--- start Material shown ---

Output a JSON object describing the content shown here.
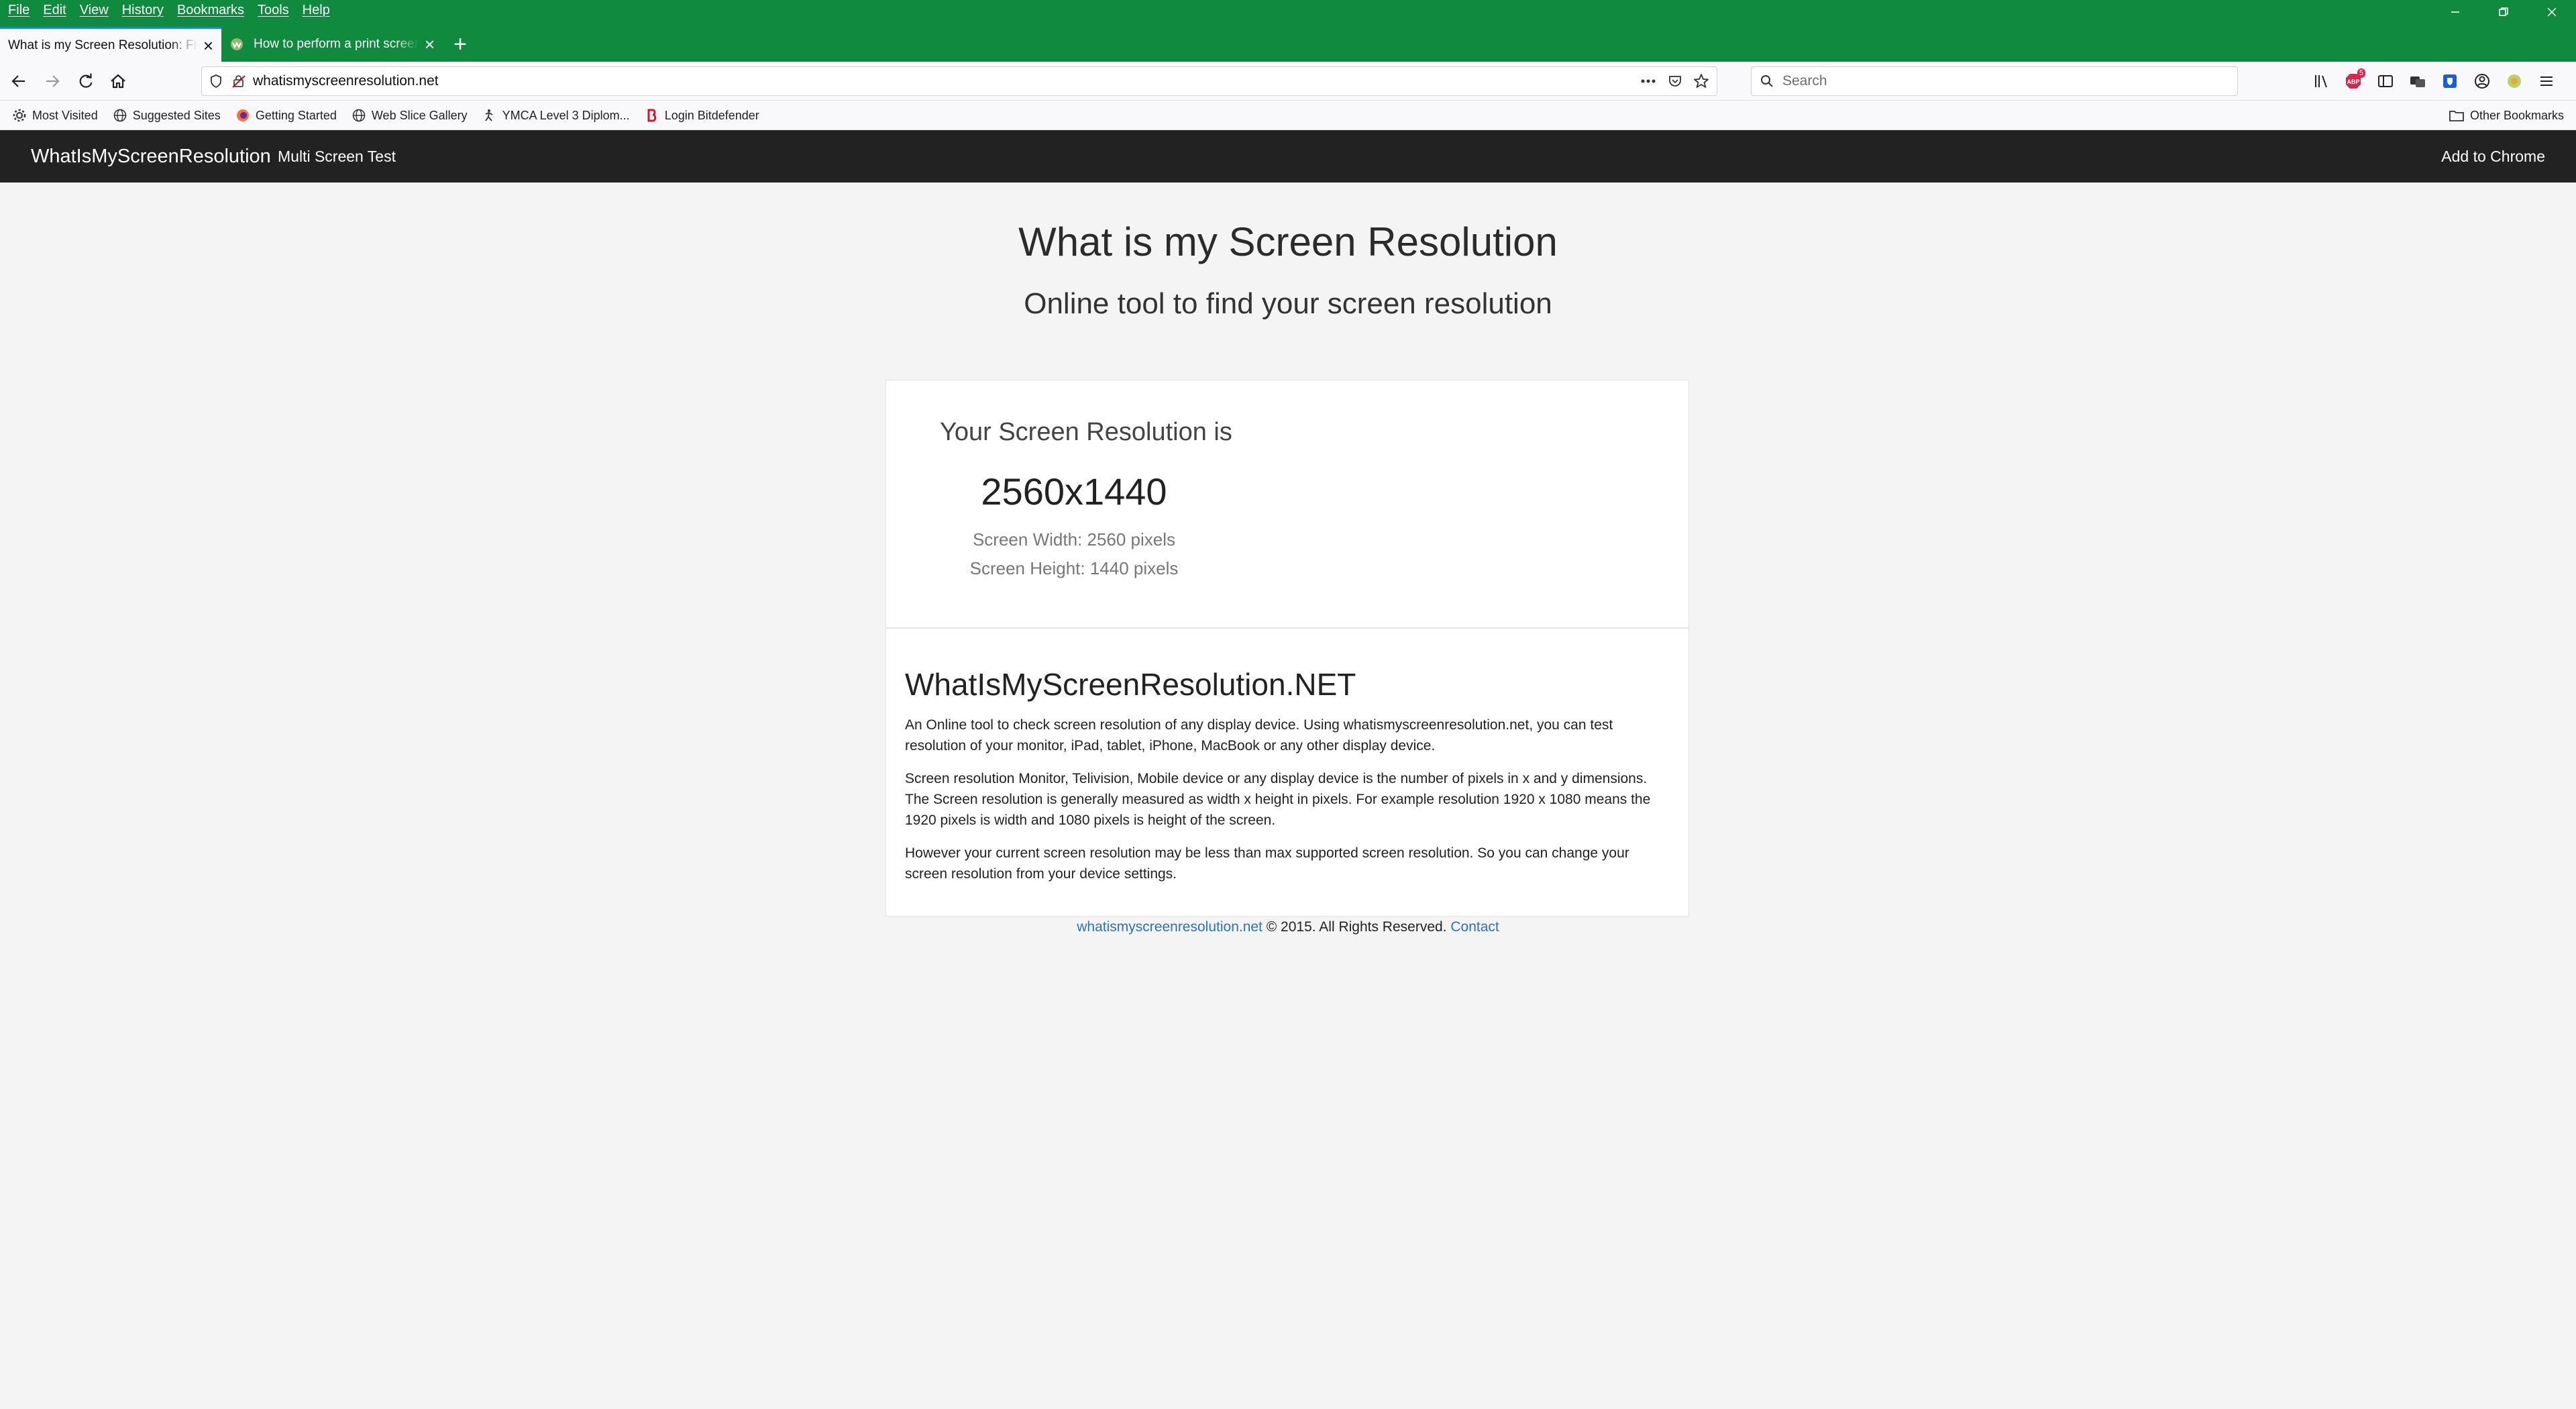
{
  "menu": [
    "File",
    "Edit",
    "View",
    "History",
    "Bookmarks",
    "Tools",
    "Help"
  ],
  "tabs": [
    {
      "title": "What is my Screen Resolution: Find",
      "active": true
    },
    {
      "title": "How to perform a print screen",
      "active": false
    }
  ],
  "address": {
    "url": "whatismyscreenresolution.net"
  },
  "search": {
    "placeholder": "Search"
  },
  "toolbar_icons": [
    "library-icon",
    "adblock-icon",
    "sidebar-icon",
    "extension-icon",
    "bitwarden-icon",
    "account-icon",
    "extension-green-icon",
    "menu-icon"
  ],
  "adblock_badge": "5",
  "bookmarks": [
    {
      "label": "Most Visited",
      "icon": "gear-icon"
    },
    {
      "label": "Suggested Sites",
      "icon": "globe-icon"
    },
    {
      "label": "Getting Started",
      "icon": "firefox-icon"
    },
    {
      "label": "Web Slice Gallery",
      "icon": "globe-icon"
    },
    {
      "label": "YMCA Level 3 Diplom...",
      "icon": "figure-icon"
    },
    {
      "label": "Login Bitdefender",
      "icon": "bitdefender-icon"
    }
  ],
  "other_bookmarks": "Other Bookmarks",
  "site": {
    "brand": "WhatIsMyScreenResolution",
    "nav_link": "Multi Screen Test",
    "nav_right": "Add to Chrome",
    "title": "What is my Screen Resolution",
    "subtitle": "Online tool to find your screen resolution",
    "resolution_label": "Your Screen Resolution is",
    "resolution_value": "2560x1440",
    "width_line": "Screen Width: 2560 pixels",
    "height_line": "Screen Height: 1440 pixels",
    "about_title": "WhatIsMyScreenResolution.NET",
    "paragraphs": [
      "An Online tool to check screen resolution of any display device. Using whatismyscreenresolution.net, you can test resolution of your monitor, iPad, tablet, iPhone, MacBook or any other display device.",
      "Screen resolution Monitor, Telivision, Mobile device or any display device is the number of pixels in x and y dimensions. The Screen resolution is generally measured as width x height in pixels. For example resolution 1920 x 1080 means the 1920 pixels is width and 1080 pixels is height of the screen.",
      "However your current screen resolution may be less than max supported screen resolution. So you can change your screen resolution from your device settings."
    ],
    "footer_link": "whatismyscreenresolution.net",
    "footer_text": " © 2015. All Rights Reserved. ",
    "footer_contact": "Contact"
  },
  "colors": {
    "titlebar": "#0f8a3e",
    "site_nav": "#222222",
    "link": "#2a73c2",
    "page_bg": "#f4f4f4"
  }
}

--- end Material shown ---

» **Problem requirements**
Transcribe the full listing above exactly, with the images removed.

» **Response to this exercise**
Output a JSON object describing the content shown here.
{
  "menu": [
    "File",
    "Edit",
    "View",
    "History",
    "Bookmarks",
    "Tools",
    "Help"
  ],
  "tabs": [
    {
      "title": "What is my Screen Resolution: Find",
      "active": true
    },
    {
      "title": "How to perform a print screen",
      "active": false
    }
  ],
  "address": {
    "url": "whatismyscreenresolution.net"
  },
  "search": {
    "placeholder": "Search"
  },
  "toolbar_icons": [
    "library-icon",
    "adblock-icon",
    "sidebar-icon",
    "extension-icon",
    "bitwarden-icon",
    "account-icon",
    "extension-green-icon",
    "menu-icon"
  ],
  "adblock_badge": "5",
  "bookmarks": [
    {
      "label": "Most Visited",
      "icon": "gear-icon"
    },
    {
      "label": "Suggested Sites",
      "icon": "globe-icon"
    },
    {
      "label": "Getting Started",
      "icon": "firefox-icon"
    },
    {
      "label": "Web Slice Gallery",
      "icon": "globe-icon"
    },
    {
      "label": "YMCA Level 3 Diplom...",
      "icon": "figure-icon"
    },
    {
      "label": "Login Bitdefender",
      "icon": "bitdefender-icon"
    }
  ],
  "other_bookmarks": "Other Bookmarks",
  "site": {
    "brand": "WhatIsMyScreenResolution",
    "nav_link": "Multi Screen Test",
    "nav_right": "Add to Chrome",
    "title": "What is my Screen Resolution",
    "subtitle": "Online tool to find your screen resolution",
    "resolution_label": "Your Screen Resolution is",
    "resolution_value": "2560x1440",
    "width_line": "Screen Width: 2560 pixels",
    "height_line": "Screen Height: 1440 pixels",
    "about_title": "WhatIsMyScreenResolution.NET",
    "paragraphs": [
      "An Online tool to check screen resolution of any display device. Using whatismyscreenresolution.net, you can test resolution of your monitor, iPad, tablet, iPhone, MacBook or any other display device.",
      "Screen resolution Monitor, Telivision, Mobile device or any display device is the number of pixels in x and y dimensions. The Screen resolution is generally measured as width x height in pixels. For example resolution 1920 x 1080 means the 1920 pixels is width and 1080 pixels is height of the screen.",
      "However your current screen resolution may be less than max supported screen resolution. So you can change your screen resolution from your device settings."
    ],
    "footer_link": "whatismyscreenresolution.net",
    "footer_text": " © 2015. All Rights Reserved. ",
    "footer_contact": "Contact"
  },
  "colors": {
    "titlebar": "#0f8a3e",
    "site_nav": "#222222",
    "link": "#2a73c2",
    "page_bg": "#f4f4f4"
  }
}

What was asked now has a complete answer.